- EXERCISE BRIEF -
Retype nothing except the lines below from the one with "What data populates" through the one with "Extract the structured", exactly, with images left out.

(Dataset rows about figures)
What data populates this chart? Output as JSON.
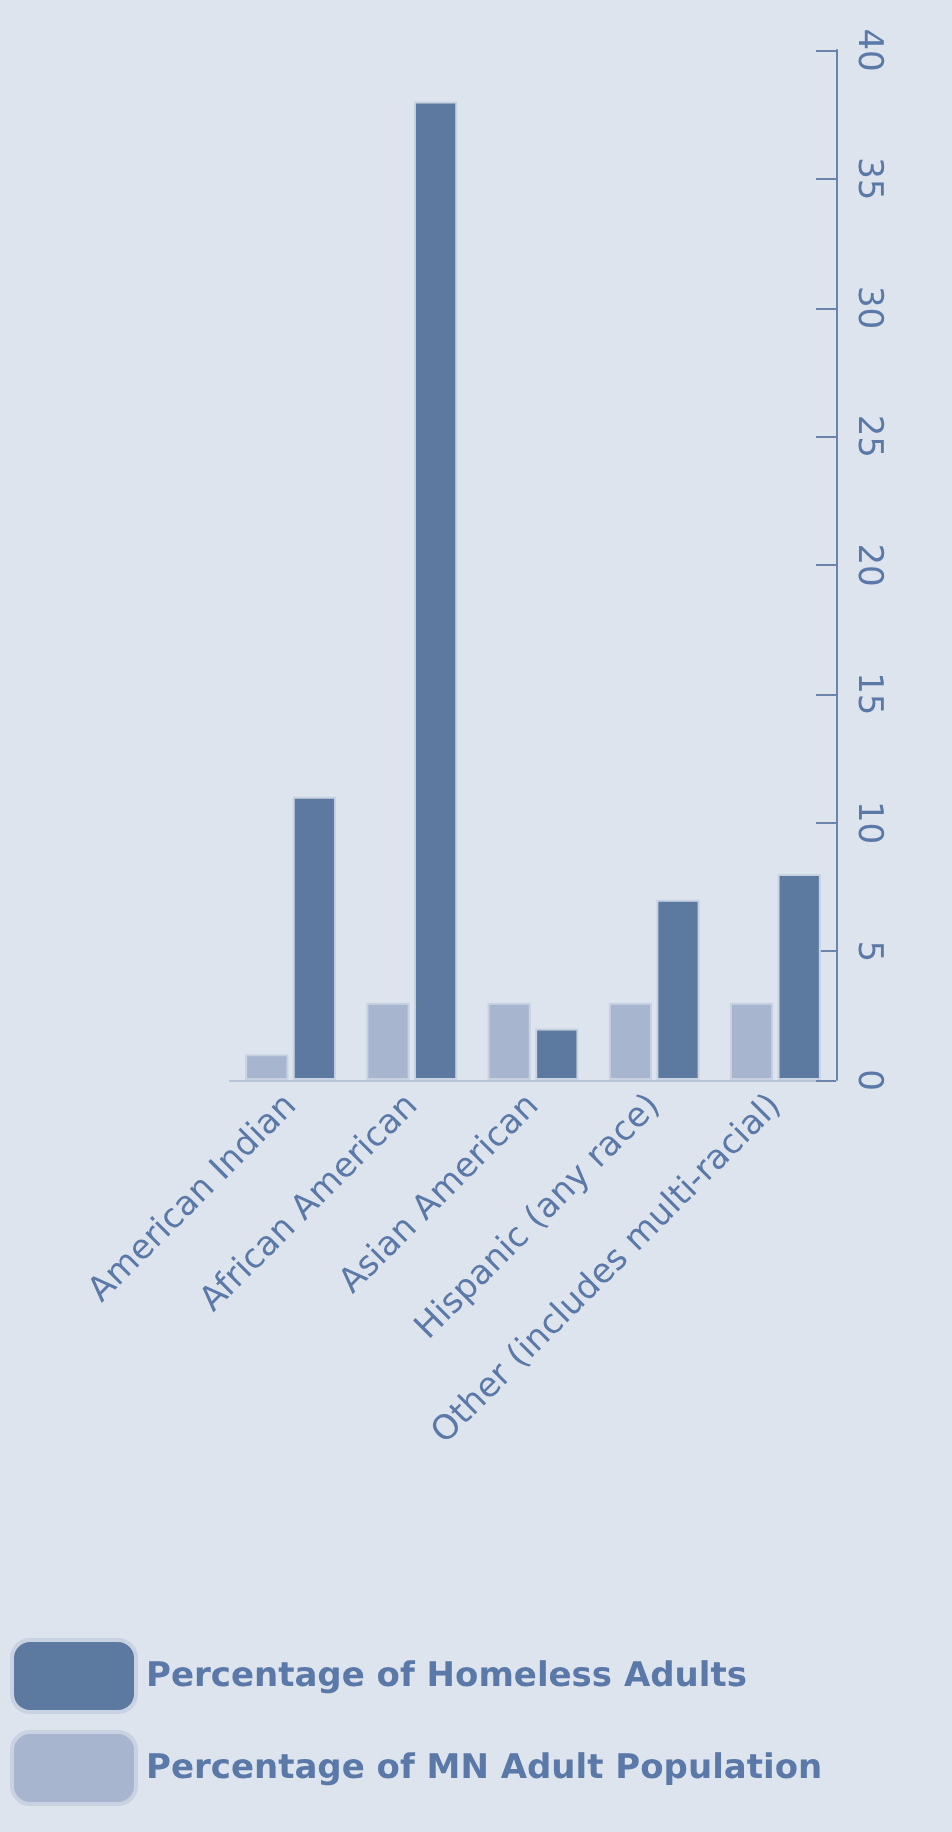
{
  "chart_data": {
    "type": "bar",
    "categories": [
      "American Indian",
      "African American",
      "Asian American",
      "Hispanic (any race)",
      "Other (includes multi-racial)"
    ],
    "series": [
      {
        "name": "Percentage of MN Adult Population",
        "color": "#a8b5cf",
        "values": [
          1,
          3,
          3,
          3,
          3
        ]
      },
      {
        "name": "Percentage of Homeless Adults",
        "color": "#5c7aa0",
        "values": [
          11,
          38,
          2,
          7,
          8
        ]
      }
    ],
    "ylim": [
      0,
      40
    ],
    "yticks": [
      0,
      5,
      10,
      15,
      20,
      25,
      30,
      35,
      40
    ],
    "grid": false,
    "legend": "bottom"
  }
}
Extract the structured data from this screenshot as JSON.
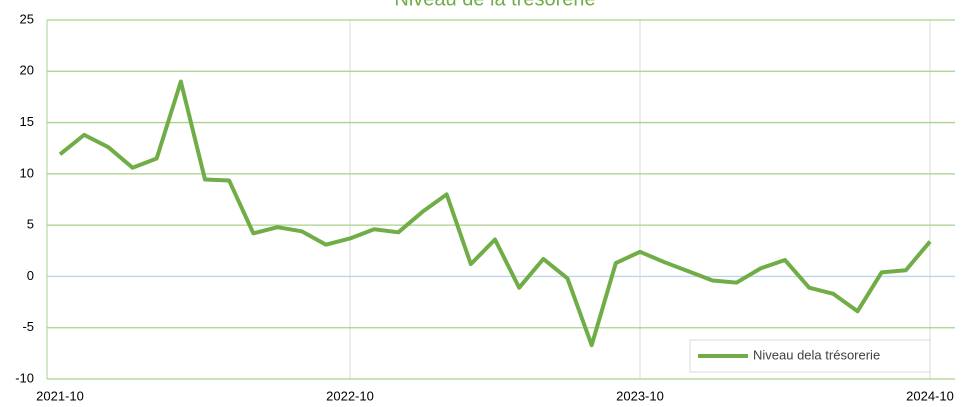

==

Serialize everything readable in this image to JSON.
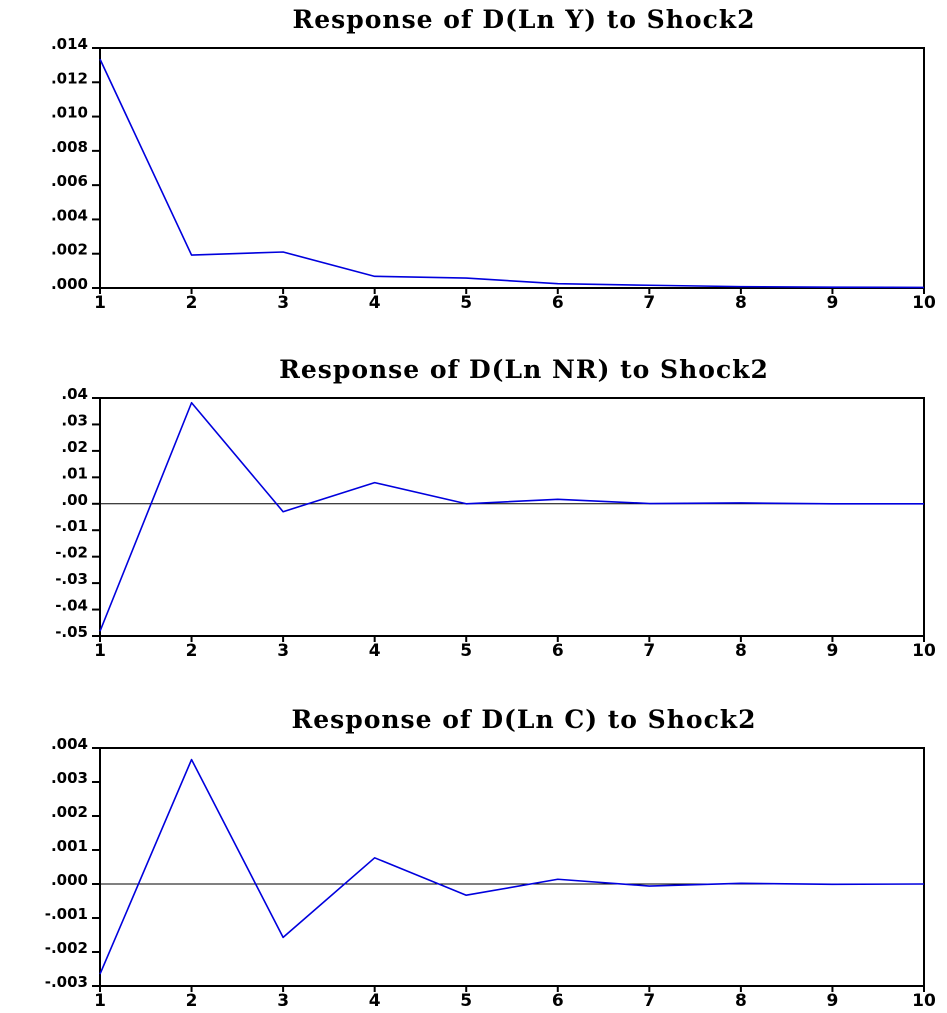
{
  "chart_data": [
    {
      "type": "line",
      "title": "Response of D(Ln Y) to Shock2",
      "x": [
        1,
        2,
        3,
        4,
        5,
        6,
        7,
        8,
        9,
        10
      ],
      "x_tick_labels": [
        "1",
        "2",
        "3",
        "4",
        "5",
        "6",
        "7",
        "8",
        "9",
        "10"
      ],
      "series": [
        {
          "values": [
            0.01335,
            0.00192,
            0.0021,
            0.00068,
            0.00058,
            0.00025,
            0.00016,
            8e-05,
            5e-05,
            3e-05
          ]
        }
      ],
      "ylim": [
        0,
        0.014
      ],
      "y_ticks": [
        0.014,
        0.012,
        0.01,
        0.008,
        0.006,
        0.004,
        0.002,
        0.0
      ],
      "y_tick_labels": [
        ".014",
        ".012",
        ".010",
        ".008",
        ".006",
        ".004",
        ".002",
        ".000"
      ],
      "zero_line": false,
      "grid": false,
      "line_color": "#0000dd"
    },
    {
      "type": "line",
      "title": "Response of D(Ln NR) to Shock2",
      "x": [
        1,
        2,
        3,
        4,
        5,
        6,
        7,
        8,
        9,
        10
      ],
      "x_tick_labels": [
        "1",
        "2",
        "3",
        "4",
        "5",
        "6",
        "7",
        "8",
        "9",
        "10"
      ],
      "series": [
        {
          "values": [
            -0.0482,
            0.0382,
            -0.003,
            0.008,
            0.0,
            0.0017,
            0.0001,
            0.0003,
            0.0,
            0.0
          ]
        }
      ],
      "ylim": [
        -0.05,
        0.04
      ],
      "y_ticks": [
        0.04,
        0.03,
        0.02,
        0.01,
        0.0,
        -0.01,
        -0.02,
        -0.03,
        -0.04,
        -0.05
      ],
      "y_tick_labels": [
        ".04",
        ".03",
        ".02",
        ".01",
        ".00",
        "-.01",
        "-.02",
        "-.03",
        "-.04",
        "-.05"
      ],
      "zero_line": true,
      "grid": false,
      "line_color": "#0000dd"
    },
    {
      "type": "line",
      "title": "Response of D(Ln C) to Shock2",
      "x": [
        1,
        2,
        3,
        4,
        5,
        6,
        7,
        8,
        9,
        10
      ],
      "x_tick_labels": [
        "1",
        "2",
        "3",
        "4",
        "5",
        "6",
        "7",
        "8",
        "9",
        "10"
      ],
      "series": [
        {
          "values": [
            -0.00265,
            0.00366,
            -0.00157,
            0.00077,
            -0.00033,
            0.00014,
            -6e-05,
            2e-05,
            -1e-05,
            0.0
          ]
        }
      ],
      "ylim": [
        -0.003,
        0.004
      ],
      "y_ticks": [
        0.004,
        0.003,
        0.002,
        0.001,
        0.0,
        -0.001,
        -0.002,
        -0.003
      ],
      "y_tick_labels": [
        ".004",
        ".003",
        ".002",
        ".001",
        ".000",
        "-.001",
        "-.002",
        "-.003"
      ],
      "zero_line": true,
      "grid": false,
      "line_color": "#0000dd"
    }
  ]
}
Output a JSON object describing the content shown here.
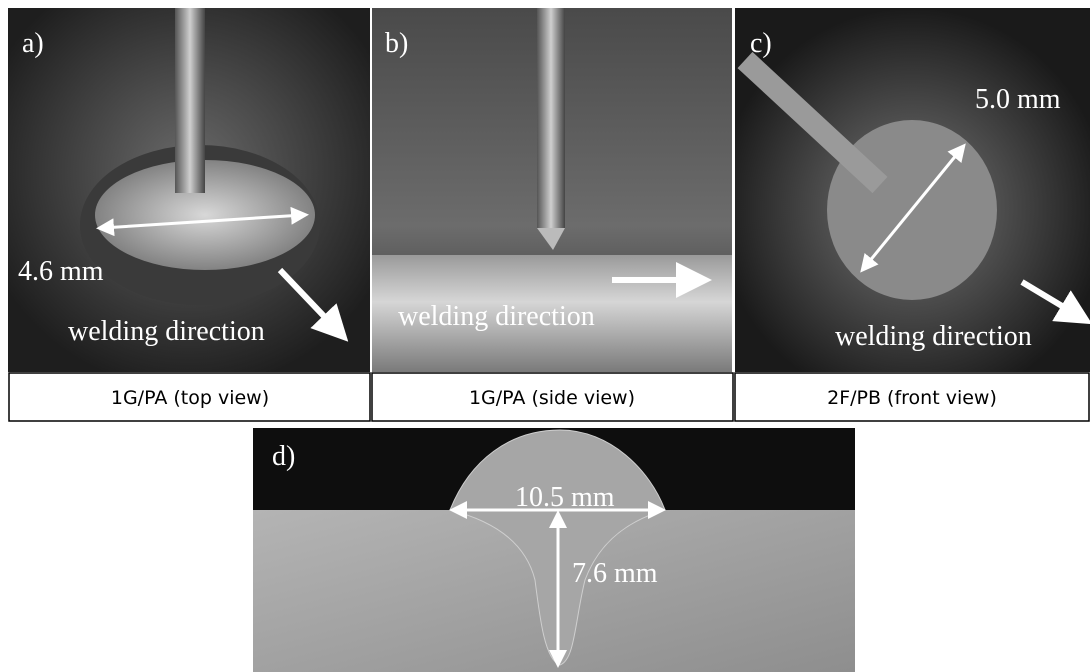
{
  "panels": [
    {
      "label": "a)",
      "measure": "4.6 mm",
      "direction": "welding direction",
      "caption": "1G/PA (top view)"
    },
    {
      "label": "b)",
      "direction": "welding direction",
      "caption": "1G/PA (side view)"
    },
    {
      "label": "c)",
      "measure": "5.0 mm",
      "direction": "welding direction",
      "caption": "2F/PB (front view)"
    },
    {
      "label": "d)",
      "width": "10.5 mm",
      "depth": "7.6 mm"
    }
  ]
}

- SOLUTION TO THIS TASK -
What data populates this chart? Output as JSON.
{
  "chart_data": {
    "type": "bar",
    "categories": [
      "American Indian",
      "African American",
      "Asian American",
      "Hispanic (any race)",
      "Other (includes multi-racial)"
    ],
    "series": [
      {
        "name": "Percentage of MN Adult Population",
        "color": "#a8b5cf",
        "values": [
          1,
          3,
          3,
          3,
          3
        ]
      },
      {
        "name": "Percentage of Homeless Adults",
        "color": "#5c7aa0",
        "values": [
          11,
          38,
          2,
          7,
          8
        ]
      }
    ],
    "ylim": [
      0,
      40
    ],
    "yticks": [
      0,
      5,
      10,
      15,
      20,
      25,
      30,
      35,
      40
    ],
    "grid": false,
    "legend": "bottom"
  }
}
Extract the structured data from this screenshot as JSON.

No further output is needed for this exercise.